Exercise goal
In the listing below, find every line containing "nACCESS" and copy it out.

Data entries
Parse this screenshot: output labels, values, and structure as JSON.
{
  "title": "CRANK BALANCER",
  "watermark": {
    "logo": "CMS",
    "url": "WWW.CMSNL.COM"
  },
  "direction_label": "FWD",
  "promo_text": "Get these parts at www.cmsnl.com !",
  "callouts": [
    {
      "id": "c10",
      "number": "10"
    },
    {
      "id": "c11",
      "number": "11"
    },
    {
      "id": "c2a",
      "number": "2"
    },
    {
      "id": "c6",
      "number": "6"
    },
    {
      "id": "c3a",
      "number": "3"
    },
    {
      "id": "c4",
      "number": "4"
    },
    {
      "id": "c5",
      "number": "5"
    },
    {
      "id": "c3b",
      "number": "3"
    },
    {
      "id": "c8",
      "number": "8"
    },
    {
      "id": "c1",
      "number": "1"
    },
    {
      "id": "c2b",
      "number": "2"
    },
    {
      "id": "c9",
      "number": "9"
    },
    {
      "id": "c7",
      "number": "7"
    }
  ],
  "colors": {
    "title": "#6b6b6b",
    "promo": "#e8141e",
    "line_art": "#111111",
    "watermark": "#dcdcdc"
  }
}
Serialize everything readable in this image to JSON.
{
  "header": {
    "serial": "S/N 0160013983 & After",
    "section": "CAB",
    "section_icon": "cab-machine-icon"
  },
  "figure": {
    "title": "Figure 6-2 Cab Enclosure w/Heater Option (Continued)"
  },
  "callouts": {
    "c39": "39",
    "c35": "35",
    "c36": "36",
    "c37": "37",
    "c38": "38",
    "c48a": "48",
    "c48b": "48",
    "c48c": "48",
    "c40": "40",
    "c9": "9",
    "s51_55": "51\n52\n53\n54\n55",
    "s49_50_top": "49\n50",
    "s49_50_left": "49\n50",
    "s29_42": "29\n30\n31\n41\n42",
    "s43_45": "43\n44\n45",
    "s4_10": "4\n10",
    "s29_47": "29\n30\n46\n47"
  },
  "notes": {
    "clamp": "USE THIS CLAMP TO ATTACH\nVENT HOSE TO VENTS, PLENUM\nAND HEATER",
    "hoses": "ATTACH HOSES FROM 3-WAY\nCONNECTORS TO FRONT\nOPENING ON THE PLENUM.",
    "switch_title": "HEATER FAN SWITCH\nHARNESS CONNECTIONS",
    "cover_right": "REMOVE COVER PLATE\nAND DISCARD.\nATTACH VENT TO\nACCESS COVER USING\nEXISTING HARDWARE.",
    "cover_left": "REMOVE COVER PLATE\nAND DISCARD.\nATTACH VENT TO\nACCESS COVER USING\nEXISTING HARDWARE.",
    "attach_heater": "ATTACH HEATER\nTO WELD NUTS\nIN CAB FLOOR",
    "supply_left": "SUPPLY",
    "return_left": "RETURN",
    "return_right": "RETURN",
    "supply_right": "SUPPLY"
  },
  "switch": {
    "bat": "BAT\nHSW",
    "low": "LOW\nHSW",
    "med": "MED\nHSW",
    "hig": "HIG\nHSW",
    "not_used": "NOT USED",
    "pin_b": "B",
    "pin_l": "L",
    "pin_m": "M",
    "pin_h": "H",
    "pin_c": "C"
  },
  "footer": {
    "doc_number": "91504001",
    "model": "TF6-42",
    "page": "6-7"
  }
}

Response to the task
    "cover_right": "REMOVE COVER PLATE\nAND DISCARD.\nATTACH VENT TO\nACCESS COVER USING\nEXISTING HARDWARE.",
    "cover_left": "REMOVE COVER PLATE\nAND DISCARD.\nATTACH VENT TO\nACCESS COVER USING\nEXISTING HARDWARE.",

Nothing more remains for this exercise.